## [RECORDS FOR THIS TASK]
>> start

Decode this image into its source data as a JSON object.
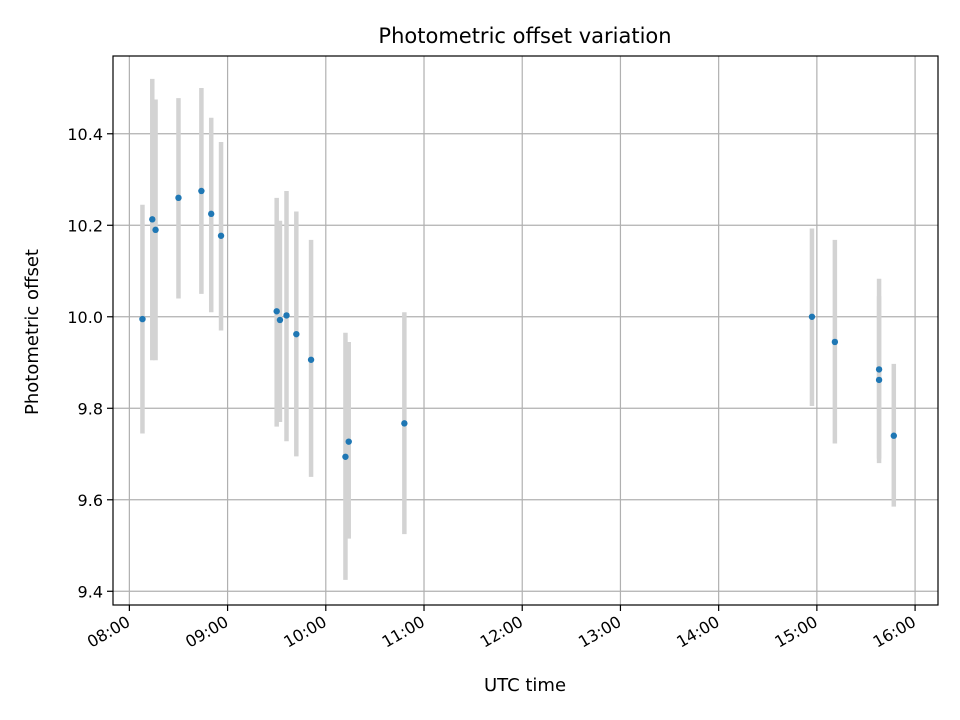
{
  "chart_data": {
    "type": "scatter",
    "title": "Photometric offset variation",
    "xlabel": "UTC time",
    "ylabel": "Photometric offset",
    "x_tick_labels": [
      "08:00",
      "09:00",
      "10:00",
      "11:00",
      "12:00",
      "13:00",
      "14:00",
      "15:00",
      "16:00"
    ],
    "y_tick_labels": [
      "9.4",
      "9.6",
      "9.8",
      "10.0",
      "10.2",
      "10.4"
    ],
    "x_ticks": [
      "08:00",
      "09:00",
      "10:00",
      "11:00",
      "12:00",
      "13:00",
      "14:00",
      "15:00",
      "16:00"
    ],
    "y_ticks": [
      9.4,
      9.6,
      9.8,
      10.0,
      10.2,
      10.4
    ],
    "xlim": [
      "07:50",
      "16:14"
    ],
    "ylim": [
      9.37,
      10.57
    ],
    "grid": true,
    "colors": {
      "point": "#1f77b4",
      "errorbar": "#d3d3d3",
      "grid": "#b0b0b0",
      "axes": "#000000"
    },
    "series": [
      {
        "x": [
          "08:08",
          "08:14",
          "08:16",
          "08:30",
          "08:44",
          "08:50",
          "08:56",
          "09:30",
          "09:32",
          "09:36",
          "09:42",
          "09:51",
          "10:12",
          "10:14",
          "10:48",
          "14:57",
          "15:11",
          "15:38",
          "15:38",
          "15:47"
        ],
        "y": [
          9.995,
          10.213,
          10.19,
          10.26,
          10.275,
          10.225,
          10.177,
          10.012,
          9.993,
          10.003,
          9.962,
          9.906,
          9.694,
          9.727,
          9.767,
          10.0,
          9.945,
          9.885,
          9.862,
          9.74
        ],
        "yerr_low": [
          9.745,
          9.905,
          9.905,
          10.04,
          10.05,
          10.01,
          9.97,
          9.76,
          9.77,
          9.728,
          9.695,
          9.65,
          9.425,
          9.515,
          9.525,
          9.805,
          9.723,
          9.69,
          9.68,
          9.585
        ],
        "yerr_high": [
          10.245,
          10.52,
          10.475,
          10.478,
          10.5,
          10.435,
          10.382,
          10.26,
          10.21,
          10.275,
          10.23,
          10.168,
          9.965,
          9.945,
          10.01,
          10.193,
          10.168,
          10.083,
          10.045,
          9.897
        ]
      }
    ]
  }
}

>> end
>> start

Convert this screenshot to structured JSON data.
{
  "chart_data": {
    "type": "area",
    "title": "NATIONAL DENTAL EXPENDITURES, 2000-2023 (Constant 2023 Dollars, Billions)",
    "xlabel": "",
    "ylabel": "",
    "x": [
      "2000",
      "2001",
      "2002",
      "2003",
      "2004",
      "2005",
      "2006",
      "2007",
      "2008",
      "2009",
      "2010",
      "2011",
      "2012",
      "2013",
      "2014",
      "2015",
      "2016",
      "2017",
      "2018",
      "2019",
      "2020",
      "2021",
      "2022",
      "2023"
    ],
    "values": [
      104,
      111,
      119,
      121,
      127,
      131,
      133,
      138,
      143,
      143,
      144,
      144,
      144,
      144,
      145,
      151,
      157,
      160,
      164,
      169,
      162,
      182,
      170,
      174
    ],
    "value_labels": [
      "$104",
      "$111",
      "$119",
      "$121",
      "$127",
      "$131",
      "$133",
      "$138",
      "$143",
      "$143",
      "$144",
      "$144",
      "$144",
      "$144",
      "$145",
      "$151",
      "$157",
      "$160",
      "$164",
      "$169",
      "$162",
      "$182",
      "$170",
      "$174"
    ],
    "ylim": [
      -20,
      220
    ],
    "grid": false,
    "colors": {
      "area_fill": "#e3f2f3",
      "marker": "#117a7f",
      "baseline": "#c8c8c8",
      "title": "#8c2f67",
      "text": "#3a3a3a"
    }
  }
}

>> end

## [EXERCISE BRIEF]
Gather each line holding the string "offset".

## [EXERCISE SOLUTION]
    "title": "Photometric offset variation",
    "ylabel": "Photometric offset",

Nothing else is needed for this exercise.